» Job
In the listing that follows, how many lines contain the string "volume"? Provide only the number.

(Stored records)

+-------+

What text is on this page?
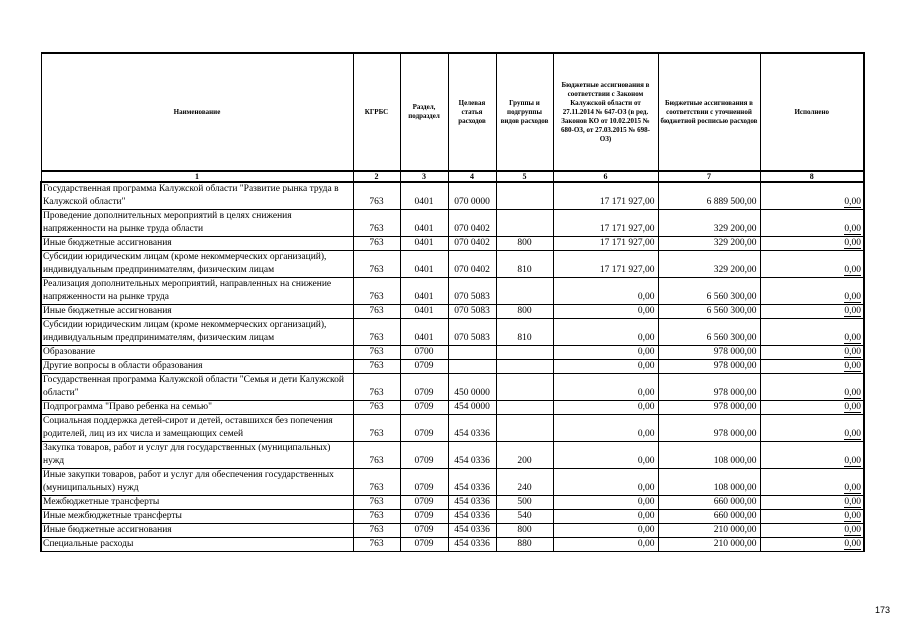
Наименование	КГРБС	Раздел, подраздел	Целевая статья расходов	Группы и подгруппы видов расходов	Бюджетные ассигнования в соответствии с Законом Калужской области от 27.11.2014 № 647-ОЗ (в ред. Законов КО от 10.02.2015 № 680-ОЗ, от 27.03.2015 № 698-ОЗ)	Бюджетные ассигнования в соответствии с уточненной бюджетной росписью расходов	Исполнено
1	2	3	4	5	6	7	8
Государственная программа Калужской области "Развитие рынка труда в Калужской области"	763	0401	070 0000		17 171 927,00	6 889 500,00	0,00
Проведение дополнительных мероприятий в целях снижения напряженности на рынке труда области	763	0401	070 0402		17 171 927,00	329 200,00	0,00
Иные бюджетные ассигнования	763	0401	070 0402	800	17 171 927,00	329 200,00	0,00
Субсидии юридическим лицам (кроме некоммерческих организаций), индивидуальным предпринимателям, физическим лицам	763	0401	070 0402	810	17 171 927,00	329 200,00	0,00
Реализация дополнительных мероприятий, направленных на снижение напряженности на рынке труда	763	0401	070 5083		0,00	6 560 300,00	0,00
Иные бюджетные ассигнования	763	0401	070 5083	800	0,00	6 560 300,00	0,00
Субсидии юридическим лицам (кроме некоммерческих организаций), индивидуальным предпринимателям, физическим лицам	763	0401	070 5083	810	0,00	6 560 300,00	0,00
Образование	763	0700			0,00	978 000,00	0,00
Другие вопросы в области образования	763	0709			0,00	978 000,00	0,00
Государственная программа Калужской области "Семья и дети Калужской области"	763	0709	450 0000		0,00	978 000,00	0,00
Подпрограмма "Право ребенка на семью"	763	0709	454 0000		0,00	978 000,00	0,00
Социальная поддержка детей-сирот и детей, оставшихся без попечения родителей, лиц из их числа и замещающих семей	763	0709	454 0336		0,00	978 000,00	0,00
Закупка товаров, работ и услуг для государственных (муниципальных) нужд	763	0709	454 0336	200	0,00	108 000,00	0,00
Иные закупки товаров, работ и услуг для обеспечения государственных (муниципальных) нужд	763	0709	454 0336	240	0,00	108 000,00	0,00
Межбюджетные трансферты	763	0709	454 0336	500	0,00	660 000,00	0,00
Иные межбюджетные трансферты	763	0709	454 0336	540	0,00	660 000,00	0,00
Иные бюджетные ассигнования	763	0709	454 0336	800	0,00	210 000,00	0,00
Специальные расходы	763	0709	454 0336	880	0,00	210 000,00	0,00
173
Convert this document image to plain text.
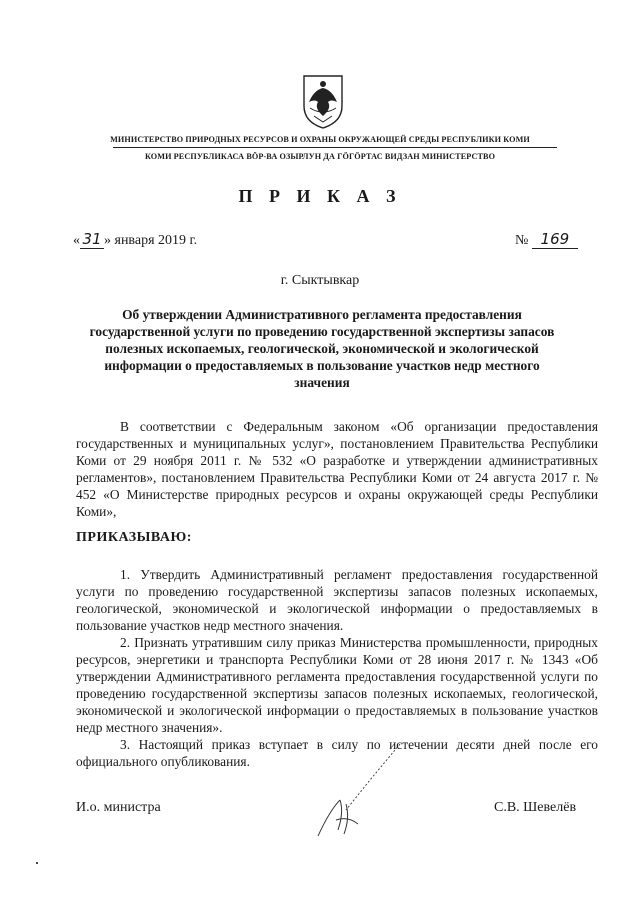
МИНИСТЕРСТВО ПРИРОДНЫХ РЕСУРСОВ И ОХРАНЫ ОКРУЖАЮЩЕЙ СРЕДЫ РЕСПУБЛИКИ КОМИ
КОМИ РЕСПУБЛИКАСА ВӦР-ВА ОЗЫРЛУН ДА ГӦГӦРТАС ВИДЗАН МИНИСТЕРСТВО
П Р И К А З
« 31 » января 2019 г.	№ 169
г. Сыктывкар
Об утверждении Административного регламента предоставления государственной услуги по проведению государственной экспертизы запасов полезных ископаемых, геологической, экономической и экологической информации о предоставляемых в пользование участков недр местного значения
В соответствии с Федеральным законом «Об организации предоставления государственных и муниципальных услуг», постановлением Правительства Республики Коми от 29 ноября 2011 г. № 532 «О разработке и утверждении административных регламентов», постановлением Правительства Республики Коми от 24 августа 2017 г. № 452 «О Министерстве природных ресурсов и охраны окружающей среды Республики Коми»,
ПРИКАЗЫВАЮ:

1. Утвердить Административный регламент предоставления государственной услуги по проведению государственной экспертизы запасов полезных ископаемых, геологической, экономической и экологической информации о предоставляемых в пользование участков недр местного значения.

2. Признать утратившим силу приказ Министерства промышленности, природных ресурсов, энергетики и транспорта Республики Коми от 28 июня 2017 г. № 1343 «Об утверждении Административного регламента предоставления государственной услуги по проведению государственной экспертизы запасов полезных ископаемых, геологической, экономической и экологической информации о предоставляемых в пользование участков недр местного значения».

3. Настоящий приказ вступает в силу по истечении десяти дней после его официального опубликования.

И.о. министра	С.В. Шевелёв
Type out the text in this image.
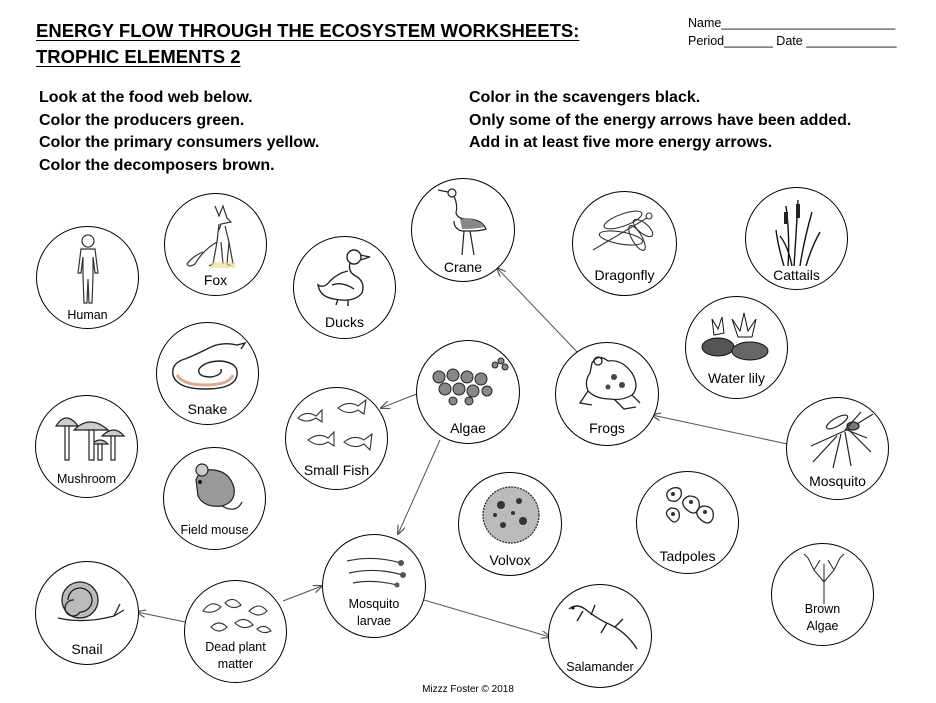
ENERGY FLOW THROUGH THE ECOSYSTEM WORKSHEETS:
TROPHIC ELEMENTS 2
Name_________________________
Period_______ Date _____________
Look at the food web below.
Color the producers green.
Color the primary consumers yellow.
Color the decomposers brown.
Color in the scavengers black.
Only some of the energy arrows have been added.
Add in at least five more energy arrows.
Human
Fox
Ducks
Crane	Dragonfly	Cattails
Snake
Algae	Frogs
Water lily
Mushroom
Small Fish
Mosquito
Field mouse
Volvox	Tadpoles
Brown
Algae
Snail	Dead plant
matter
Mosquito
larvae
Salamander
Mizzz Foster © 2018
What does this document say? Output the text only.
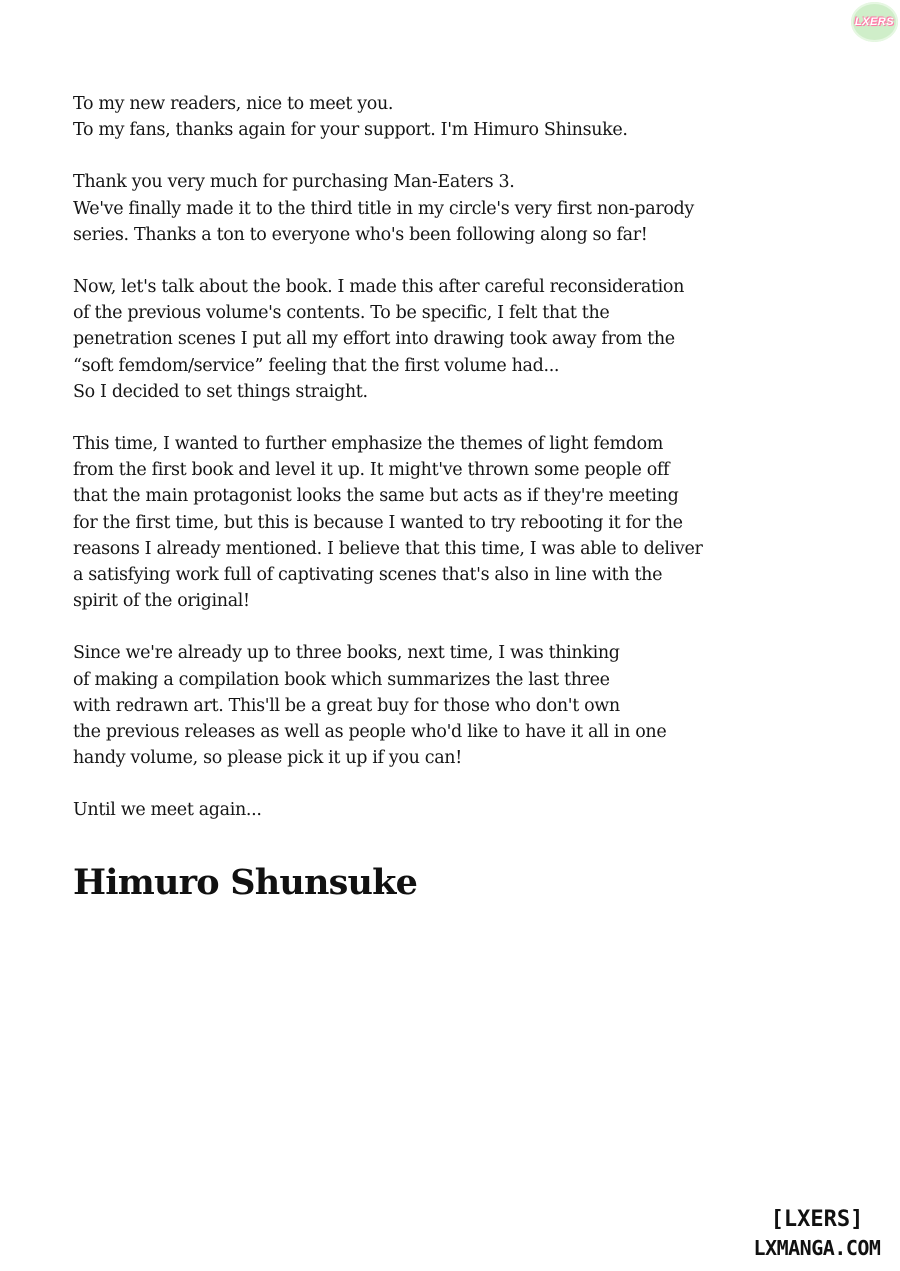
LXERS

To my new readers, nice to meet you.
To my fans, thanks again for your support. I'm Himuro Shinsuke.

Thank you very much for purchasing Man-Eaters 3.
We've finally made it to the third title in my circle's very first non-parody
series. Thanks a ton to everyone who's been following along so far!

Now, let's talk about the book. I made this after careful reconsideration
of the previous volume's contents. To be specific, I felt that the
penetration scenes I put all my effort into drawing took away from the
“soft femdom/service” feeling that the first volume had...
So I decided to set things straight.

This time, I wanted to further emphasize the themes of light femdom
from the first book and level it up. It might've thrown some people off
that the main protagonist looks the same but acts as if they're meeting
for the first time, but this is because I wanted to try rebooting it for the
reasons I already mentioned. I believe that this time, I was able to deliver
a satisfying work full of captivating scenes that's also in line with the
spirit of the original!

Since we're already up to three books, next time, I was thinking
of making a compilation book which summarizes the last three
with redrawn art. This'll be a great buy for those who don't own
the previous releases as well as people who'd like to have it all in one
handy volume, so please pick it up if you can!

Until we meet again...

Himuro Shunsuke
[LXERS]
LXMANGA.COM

+-------+

» Exercise result
3